(Extracted records)
------------------------------------------------------------------------

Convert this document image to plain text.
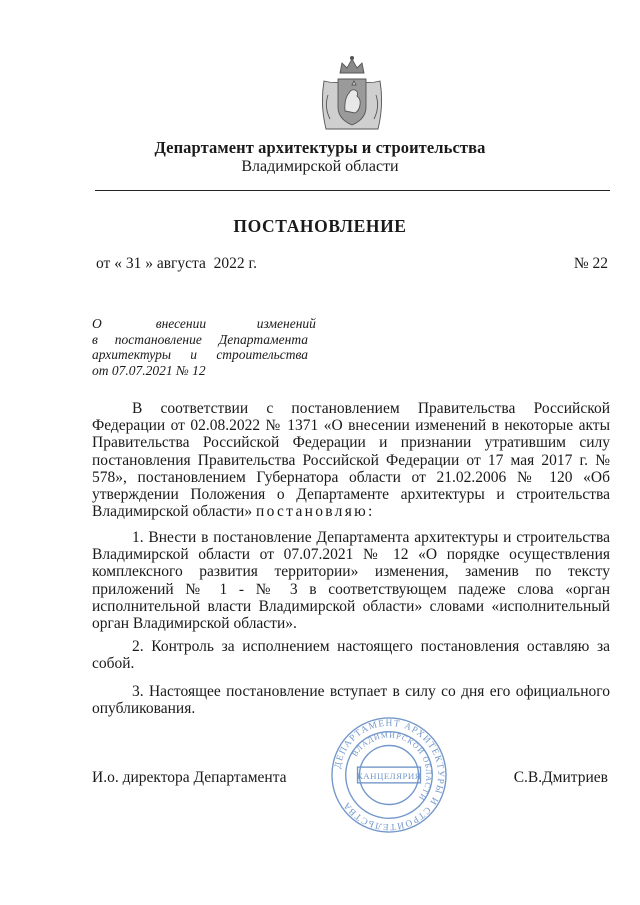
Департамент архитектуры и строительства
Владимирской области
ПОСТАНОВЛЕНИЕ
от « 31 » августа  2022 г.	№ 22
О                внесении               изменений
в постановление Департамента
архитектуры и строительства
от 07.07.2021 № 12

В соответствии с постановлением Правительства Российской Федерации от 02.08.2022 № 1371 «О внесении изменений в некоторые акты Правительства Российской Федерации и признании утратившим силу постановления Правительства Российской Федерации от 17 мая 2017 г. № 578», постановлением Губернатора области от 21.02.2006 № 120 «Об утверждении Положения о Департаменте архитектуры и строительства Владимирской области» постановляю:

1. Внести в постановление Департамента архитектуры и строительства Владимирской области от 07.07.2021 № 12 «О порядке осуществления комплексного развития территории» изменения, заменив по тексту приложений № 1 - № 3 в соответствующем падеже слова «орган исполнительной власти Владимирской области» словами «исполнительный орган Владимирской области».

2. Контроль за исполнением настоящего постановления оставляю за собой.

3. Настоящее постановление вступает в силу со дня его официального опубликования.

И.о. директора Департамента	С.В.Дмитриев
ДЕПАРТАМЕНТ АРХИТЕКТУРЫ И СТРОИТЕЛЬСТВА
ВЛАДИМИРСКОЙ ОБЛАСТИ
КАНЦЕЛЯРИЯ
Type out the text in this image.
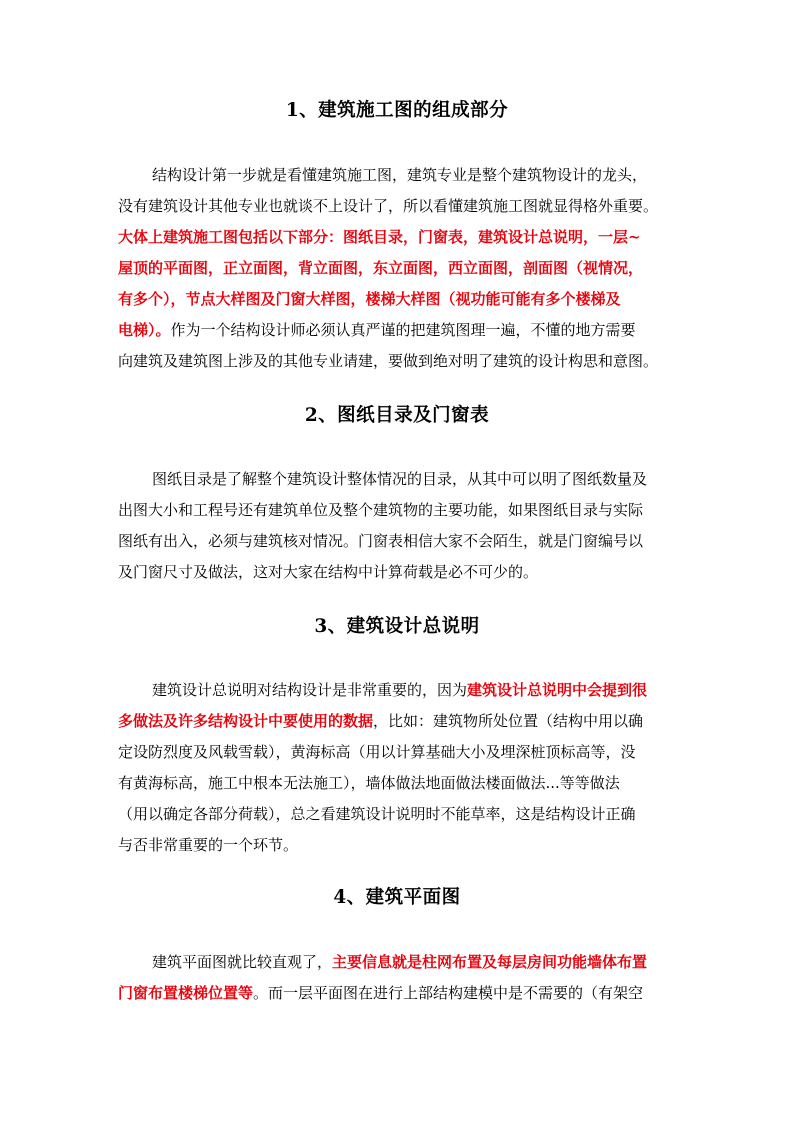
1、建筑施工图的组成部分
结构设计第一步就是看懂建筑施工图，建筑专业是整个建筑物设计的龙头，
没有建筑设计其他专业也就谈不上设计了，所以看懂建筑施工图就显得格外重要。
大体上建筑施工图包括以下部分：图纸目录，门窗表，建筑设计总说明，一层~
屋顶的平面图，正立面图，背立面图，东立面图，西立面图，剖面图（视情况，
有多个），节点大样图及门窗大样图，楼梯大样图（视功能可能有多个楼梯及
电梯）。作为一个结构设计师必须认真严谨的把建筑图理一遍，不懂的地方需要
向建筑及建筑图上涉及的其他专业请建，要做到绝对明了建筑的设计构思和意图。
2、图纸目录及门窗表
图纸目录是了解整个建筑设计整体情况的目录，从其中可以明了图纸数量及
出图大小和工程号还有建筑单位及整个建筑物的主要功能，如果图纸目录与实际
图纸有出入，必须与建筑核对情况。门窗表相信大家不会陌生，就是门窗编号以
及门窗尺寸及做法，这对大家在结构中计算荷载是必不可少的。
3、建筑设计总说明
建筑设计总说明对结构设计是非常重要的，因为建筑设计总说明中会提到很
多做法及许多结构设计中要使用的数据，比如：建筑物所处位置（结构中用以确
定设防烈度及风载雪载），黄海标高（用以计算基础大小及埋深桩顶标高等，没
有黄海标高，施工中根本无法施工），墙体做法地面做法楼面做法...等等做法
（用以确定各部分荷载），总之看建筑设计说明时不能草率，这是结构设计正确
与否非常重要的一个环节。
4、建筑平面图
建筑平面图就比较直观了，主要信息就是柱网布置及每层房间功能墙体布置
门窗布置楼梯位置等。而一层平面图在进行上部结构建模中是不需要的（有架空
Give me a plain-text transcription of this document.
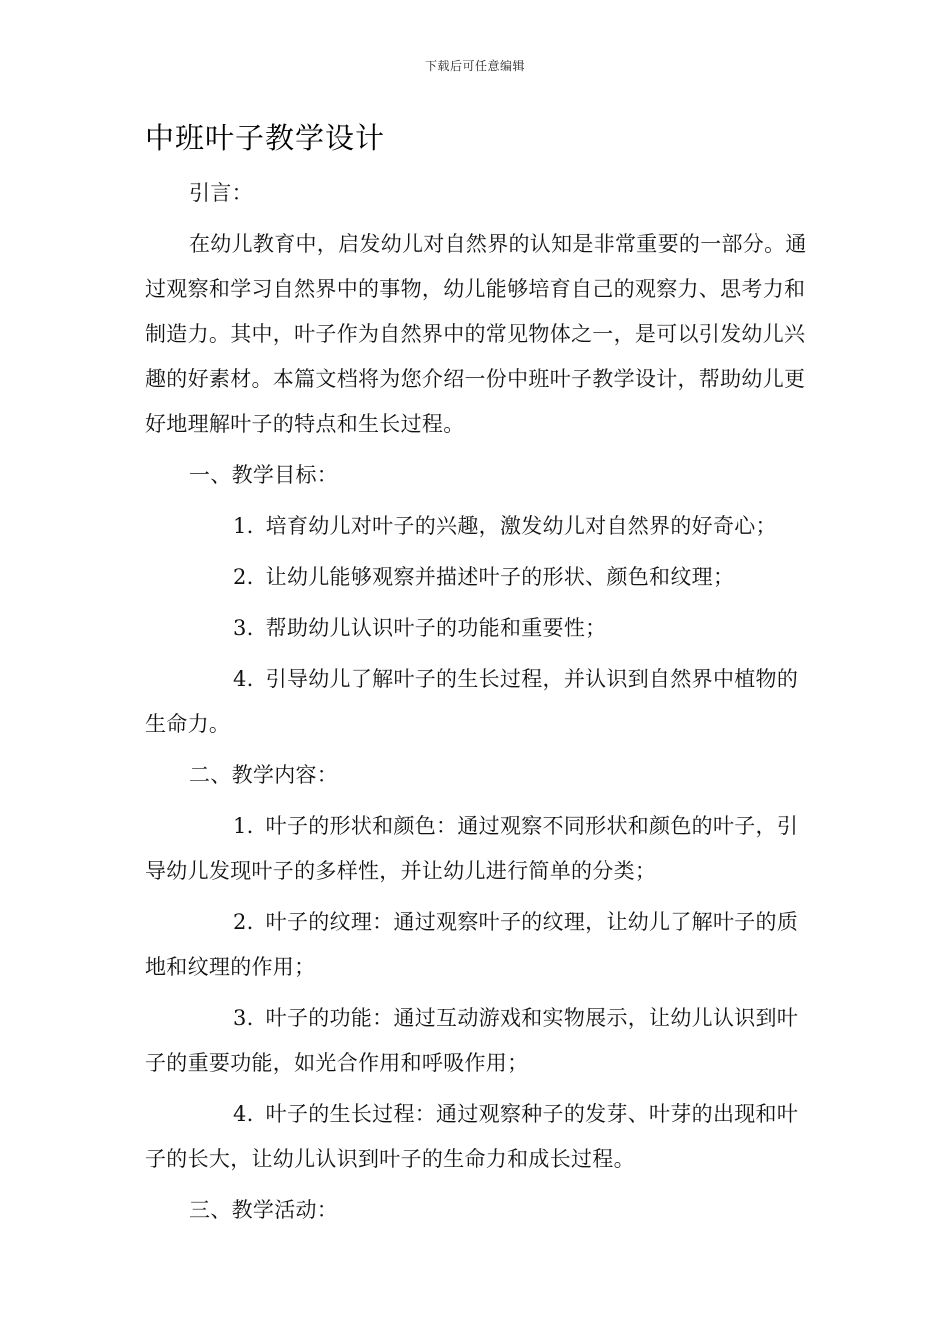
下载后可任意编辑
中班叶子教学设计

引言：

在幼儿教育中，启发幼儿对自然界的认知是非常重要的一部分。通过观察和学习自然界中的事物，幼儿能够培育自己的观察力、思考力和制造力。其中，叶子作为自然界中的常见物体之一，是可以引发幼儿兴趣的好素材。本篇文档将为您介绍一份中班叶子教学设计，帮助幼儿更好地理解叶子的特点和生长过程。

一、教学目标：

1. 培育幼儿对叶子的兴趣，激发幼儿对自然界的好奇心；

2. 让幼儿能够观察并描述叶子的形状、颜色和纹理；

3. 帮助幼儿认识叶子的功能和重要性；

4. 引导幼儿了解叶子的生长过程，并认识到自然界中植物的生命力。

二、教学内容：

1. 叶子的形状和颜色：通过观察不同形状和颜色的叶子，引导幼儿发现叶子的多样性，并让幼儿进行简单的分类；

2. 叶子的纹理：通过观察叶子的纹理，让幼儿了解叶子的质地和纹理的作用；

3. 叶子的功能：通过互动游戏和实物展示，让幼儿认识到叶子的重要功能，如光合作用和呼吸作用；

4. 叶子的生长过程：通过观察种子的发芽、叶芽的出现和叶子的长大，让幼儿认识到叶子的生命力和成长过程。

三、教学活动：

------------------------------------------------------------------------

Requirements — Will you set down the records word for word while leaving out every picture?

Output below —
Convert this document image to plain text.
Департамент архитектуры и строительства
Владимирской области
ПОСТАНОВЛЕНИЕ
от « 31 » августа  2022 г.	№ 22
О                внесении               изменений
в постановление Департамента
архитектуры и строительства
от 07.07.2021 № 12

В соответствии с постановлением Правительства Российской Федерации от 02.08.2022 № 1371 «О внесении изменений в некоторые акты Правительства Российской Федерации и признании утратившим силу постановления Правительства Российской Федерации от 17 мая 2017 г. № 578», постановлением Губернатора области от 21.02.2006 № 120 «Об утверждении Положения о Департаменте архитектуры и строительства Владимирской области» постановляю:

1. Внести в постановление Департамента архитектуры и строительства Владимирской области от 07.07.2021 № 12 «О порядке осуществления комплексного развития территории» изменения, заменив по тексту приложений № 1 - № 3 в соответствующем падеже слова «орган исполнительной власти Владимирской области» словами «исполнительный орган Владимирской области».

2. Контроль за исполнением настоящего постановления оставляю за собой.

3. Настоящее постановление вступает в силу со дня его официального опубликования.

И.о. директора Департамента	С.В.Дмитриев
ДЕПАРТАМЕНТ АРХИТЕКТУРЫ И СТРОИТЕЛЬСТВА
ВЛАДИМИРСКОЙ ОБЛАСТИ
КАНЦЕЛЯРИЯ
Type out the text in this image.
1、建筑施工图的组成部分
结构设计第一步就是看懂建筑施工图，建筑专业是整个建筑物设计的龙头，
没有建筑设计其他专业也就谈不上设计了，所以看懂建筑施工图就显得格外重要。
大体上建筑施工图包括以下部分：图纸目录，门窗表，建筑设计总说明，一层~
屋顶的平面图，正立面图，背立面图，东立面图，西立面图，剖面图（视情况，
有多个），节点大样图及门窗大样图，楼梯大样图（视功能可能有多个楼梯及
电梯）。作为一个结构设计师必须认真严谨的把建筑图理一遍，不懂的地方需要
向建筑及建筑图上涉及的其他专业请建，要做到绝对明了建筑的设计构思和意图。
2、图纸目录及门窗表
图纸目录是了解整个建筑设计整体情况的目录，从其中可以明了图纸数量及
出图大小和工程号还有建筑单位及整个建筑物的主要功能，如果图纸目录与实际
图纸有出入，必须与建筑核对情况。门窗表相信大家不会陌生，就是门窗编号以
及门窗尺寸及做法，这对大家在结构中计算荷载是必不可少的。
3、建筑设计总说明
建筑设计总说明对结构设计是非常重要的，因为建筑设计总说明中会提到很
多做法及许多结构设计中要使用的数据，比如：建筑物所处位置（结构中用以确
定设防烈度及风载雪载），黄海标高（用以计算基础大小及埋深桩顶标高等，没
有黄海标高，施工中根本无法施工），墙体做法地面做法楼面做法...等等做法
（用以确定各部分荷载），总之看建筑设计说明时不能草率，这是结构设计正确
与否非常重要的一个环节。
4、建筑平面图
建筑平面图就比较直观了，主要信息就是柱网布置及每层房间功能墙体布置
门窗布置楼梯位置等。而一层平面图在进行上部结构建模中是不需要的（有架空
Give me a plain-text transcription of this document.
下载后可任意编辑
中班叶子教学设计

引言：

在幼儿教育中，启发幼儿对自然界的认知是非常重要的一部分。通过观察和学习自然界中的事物，幼儿能够培育自己的观察力、思考力和制造力。其中，叶子作为自然界中的常见物体之一，是可以引发幼儿兴趣的好素材。本篇文档将为您介绍一份中班叶子教学设计，帮助幼儿更好地理解叶子的特点和生长过程。

一、教学目标：

1. 培育幼儿对叶子的兴趣，激发幼儿对自然界的好奇心；

2. 让幼儿能够观察并描述叶子的形状、颜色和纹理；

3. 帮助幼儿认识叶子的功能和重要性；

4. 引导幼儿了解叶子的生长过程，并认识到自然界中植物的生命力。

二、教学内容：

1. 叶子的形状和颜色：通过观察不同形状和颜色的叶子，引导幼儿发现叶子的多样性，并让幼儿进行简单的分类；

2. 叶子的纹理：通过观察叶子的纹理，让幼儿了解叶子的质地和纹理的作用；

3. 叶子的功能：通过互动游戏和实物展示，让幼儿认识到叶子的重要功能，如光合作用和呼吸作用；

4. 叶子的生长过程：通过观察种子的发芽、叶芽的出现和叶子的长大，让幼儿认识到叶子的生命力和成长过程。

三、教学活动：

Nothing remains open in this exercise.